▸ SUPPLIED MATERIAL:
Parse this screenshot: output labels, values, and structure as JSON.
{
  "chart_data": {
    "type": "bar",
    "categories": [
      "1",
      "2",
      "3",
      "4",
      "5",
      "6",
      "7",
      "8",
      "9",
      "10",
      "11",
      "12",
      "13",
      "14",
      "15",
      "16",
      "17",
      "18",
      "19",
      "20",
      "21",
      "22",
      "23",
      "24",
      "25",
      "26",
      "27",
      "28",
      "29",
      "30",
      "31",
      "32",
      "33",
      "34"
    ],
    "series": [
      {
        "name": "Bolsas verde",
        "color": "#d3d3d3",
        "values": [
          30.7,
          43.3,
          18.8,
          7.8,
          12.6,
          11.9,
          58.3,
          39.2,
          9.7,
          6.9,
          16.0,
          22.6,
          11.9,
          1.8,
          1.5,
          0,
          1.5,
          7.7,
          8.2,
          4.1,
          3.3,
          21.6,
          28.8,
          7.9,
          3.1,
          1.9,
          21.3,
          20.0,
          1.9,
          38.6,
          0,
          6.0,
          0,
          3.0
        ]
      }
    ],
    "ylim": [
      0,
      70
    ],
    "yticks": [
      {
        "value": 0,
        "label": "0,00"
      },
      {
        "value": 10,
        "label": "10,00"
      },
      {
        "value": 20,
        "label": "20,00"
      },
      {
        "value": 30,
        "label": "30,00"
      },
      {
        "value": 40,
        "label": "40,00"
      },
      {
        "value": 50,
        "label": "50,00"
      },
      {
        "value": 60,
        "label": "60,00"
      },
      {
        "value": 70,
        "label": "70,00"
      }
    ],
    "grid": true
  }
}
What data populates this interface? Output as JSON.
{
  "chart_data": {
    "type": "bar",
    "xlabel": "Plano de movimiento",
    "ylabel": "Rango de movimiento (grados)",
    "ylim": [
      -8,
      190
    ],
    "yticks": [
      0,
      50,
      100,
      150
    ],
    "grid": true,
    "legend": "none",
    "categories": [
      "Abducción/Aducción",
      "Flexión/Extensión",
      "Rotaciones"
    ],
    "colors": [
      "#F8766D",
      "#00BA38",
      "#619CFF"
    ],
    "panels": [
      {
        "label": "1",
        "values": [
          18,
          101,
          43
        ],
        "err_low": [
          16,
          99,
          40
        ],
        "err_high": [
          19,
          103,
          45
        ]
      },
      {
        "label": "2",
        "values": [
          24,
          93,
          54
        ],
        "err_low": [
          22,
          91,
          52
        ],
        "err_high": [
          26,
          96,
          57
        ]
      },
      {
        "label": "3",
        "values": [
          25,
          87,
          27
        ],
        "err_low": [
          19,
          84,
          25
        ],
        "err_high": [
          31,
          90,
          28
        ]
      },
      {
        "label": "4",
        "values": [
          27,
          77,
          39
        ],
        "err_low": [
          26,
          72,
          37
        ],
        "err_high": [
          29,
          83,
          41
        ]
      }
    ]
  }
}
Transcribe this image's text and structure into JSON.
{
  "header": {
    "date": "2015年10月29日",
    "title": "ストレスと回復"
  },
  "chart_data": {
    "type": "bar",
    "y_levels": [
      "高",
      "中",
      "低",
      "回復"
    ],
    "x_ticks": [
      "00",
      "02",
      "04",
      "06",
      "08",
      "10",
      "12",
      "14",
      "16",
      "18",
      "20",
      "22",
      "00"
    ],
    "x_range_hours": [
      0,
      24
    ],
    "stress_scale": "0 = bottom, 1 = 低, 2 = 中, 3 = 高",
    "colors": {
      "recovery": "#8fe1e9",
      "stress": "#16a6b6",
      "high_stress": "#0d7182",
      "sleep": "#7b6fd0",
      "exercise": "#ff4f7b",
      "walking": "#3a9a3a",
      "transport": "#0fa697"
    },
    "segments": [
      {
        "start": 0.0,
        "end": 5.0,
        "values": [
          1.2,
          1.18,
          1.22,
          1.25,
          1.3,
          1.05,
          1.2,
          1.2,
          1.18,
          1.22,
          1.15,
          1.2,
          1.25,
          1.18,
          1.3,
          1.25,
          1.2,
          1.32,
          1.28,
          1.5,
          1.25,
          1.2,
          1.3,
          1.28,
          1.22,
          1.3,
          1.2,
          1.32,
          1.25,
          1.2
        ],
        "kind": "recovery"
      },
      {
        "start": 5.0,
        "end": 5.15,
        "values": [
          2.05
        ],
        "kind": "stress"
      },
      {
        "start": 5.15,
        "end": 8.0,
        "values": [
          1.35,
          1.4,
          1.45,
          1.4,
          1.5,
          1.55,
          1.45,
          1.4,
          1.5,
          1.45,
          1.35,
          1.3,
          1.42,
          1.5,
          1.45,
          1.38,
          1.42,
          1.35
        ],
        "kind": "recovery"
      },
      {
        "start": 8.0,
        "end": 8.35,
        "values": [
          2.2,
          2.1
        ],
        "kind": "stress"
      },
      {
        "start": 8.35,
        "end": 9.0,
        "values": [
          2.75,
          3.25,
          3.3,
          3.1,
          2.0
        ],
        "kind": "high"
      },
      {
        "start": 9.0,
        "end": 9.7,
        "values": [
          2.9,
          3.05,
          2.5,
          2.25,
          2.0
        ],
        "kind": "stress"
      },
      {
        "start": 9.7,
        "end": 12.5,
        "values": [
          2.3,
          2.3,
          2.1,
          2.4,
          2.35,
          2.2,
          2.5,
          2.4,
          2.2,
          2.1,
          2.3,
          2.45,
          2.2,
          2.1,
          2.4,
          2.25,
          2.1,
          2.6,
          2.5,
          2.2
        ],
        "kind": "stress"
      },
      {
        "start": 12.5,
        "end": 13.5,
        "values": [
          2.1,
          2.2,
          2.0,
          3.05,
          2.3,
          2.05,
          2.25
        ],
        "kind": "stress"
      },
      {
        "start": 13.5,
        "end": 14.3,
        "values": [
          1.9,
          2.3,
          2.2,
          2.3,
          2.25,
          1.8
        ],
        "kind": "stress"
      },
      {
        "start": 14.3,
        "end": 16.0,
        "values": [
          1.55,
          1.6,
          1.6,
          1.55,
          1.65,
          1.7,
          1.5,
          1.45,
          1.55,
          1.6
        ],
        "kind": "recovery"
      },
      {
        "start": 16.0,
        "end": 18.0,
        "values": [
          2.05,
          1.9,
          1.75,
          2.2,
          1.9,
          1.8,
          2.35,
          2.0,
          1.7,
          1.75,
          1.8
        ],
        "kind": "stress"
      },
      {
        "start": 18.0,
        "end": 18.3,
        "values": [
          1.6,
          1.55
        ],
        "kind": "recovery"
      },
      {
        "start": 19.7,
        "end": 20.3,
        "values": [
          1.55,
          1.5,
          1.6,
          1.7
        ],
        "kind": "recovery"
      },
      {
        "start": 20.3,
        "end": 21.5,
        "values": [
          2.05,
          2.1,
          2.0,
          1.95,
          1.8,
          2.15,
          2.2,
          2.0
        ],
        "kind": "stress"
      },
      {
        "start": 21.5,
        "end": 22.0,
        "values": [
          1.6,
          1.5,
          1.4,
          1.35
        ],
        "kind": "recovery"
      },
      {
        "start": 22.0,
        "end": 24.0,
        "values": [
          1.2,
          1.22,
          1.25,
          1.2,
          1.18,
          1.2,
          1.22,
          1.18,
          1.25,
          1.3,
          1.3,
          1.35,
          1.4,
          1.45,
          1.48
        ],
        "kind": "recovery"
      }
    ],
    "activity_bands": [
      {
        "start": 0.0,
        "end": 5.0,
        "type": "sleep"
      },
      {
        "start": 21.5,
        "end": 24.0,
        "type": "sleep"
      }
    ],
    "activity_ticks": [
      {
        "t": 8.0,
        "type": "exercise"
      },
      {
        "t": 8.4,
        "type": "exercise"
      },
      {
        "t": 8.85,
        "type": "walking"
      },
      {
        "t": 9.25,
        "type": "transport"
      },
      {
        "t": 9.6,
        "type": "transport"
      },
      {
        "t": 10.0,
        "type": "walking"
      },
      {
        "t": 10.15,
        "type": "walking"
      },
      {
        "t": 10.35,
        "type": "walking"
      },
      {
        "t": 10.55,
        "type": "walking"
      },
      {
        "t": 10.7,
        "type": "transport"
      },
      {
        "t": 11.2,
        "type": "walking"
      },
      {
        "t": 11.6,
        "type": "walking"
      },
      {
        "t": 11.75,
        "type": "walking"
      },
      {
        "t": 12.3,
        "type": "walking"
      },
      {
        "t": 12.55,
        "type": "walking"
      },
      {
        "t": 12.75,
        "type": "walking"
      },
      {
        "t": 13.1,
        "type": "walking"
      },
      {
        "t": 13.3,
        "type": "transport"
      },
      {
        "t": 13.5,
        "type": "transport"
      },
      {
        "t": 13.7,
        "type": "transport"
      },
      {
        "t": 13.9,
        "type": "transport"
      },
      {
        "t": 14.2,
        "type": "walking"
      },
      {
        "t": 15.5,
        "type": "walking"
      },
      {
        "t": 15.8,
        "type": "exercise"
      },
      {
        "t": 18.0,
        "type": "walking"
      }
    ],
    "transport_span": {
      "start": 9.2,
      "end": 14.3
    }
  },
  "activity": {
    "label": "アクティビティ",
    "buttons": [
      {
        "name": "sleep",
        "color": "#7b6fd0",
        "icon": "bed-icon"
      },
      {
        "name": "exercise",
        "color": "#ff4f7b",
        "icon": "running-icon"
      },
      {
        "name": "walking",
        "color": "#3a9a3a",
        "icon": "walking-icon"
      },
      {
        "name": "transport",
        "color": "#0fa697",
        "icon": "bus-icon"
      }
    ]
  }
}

▸ INSTRUCTIONS FOR THE TASK: From the entries above, copy every line containing the word "sleep".

▸ SOLUTION FOR THIS TASK:
      "sleep": "#7b6fd0",
        "type": "sleep"
        "type": "sleep"
        "name": "sleep",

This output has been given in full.